DATA SUPPLIED:
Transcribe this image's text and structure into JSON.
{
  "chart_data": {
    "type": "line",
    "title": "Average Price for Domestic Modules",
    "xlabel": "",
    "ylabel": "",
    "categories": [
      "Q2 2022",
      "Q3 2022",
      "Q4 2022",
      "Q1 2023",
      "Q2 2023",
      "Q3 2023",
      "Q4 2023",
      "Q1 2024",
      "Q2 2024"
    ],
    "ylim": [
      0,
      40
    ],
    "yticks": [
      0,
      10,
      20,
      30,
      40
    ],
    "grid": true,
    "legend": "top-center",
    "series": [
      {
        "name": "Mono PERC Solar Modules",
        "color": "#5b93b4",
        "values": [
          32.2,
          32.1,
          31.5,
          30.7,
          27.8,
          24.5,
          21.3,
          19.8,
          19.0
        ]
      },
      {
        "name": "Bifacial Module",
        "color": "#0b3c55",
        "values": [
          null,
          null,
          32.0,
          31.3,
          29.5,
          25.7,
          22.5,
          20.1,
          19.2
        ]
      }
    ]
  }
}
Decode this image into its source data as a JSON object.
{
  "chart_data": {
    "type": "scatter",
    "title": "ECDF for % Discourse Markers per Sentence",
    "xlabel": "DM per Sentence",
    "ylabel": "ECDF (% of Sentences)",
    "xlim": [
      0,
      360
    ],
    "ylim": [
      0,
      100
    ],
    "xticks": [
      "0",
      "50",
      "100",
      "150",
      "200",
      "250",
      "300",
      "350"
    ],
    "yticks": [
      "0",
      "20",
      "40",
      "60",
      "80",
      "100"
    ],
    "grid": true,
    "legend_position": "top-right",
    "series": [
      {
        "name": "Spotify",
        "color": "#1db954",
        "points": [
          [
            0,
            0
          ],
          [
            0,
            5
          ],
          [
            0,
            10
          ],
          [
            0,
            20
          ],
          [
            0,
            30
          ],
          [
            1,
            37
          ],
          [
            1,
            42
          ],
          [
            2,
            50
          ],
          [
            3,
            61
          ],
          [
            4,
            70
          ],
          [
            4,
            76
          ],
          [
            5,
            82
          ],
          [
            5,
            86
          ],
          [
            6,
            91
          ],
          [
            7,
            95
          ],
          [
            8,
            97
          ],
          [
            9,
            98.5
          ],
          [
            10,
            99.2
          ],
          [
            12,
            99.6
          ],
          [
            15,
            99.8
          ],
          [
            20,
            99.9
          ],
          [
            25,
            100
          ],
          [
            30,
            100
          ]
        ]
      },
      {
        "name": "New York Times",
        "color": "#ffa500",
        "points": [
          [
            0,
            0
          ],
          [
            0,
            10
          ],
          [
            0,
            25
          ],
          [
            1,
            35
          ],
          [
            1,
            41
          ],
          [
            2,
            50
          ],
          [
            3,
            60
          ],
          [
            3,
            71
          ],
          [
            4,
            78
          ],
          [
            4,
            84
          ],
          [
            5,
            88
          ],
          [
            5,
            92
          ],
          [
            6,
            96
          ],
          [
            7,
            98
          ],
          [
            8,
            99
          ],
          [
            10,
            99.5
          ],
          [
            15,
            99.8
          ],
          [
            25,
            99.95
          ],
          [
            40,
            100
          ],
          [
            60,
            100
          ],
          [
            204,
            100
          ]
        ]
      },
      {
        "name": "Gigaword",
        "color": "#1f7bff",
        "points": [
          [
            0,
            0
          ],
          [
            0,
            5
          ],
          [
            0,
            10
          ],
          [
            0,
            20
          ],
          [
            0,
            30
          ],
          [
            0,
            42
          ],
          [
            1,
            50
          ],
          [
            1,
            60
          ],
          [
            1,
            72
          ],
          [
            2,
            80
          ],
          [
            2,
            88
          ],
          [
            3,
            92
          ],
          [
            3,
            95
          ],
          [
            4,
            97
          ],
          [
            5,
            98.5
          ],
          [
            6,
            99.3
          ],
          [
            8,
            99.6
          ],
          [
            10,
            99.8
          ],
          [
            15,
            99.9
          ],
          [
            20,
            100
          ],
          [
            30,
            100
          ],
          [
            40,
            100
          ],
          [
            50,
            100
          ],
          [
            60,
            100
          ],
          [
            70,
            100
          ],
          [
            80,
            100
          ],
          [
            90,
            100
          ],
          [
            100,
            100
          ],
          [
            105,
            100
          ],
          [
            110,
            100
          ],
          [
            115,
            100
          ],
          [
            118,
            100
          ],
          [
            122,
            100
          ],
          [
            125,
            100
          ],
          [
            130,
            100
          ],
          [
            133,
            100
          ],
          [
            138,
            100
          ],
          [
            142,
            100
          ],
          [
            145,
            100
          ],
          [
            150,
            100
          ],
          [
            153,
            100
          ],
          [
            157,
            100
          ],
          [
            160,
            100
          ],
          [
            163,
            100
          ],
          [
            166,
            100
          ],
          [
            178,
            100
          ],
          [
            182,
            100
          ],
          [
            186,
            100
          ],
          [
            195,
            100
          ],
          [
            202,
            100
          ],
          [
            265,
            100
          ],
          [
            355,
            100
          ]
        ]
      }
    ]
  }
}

EXERCISE: Show every line of the records above that contains the word "name".

ANSWER TO THIS TASK:
        "name": "Mono PERC Solar Modules",
        "name": "Bifacial Module",
        "name": "Spotify",
        "name": "New York Times",
        "name": "Gigaword",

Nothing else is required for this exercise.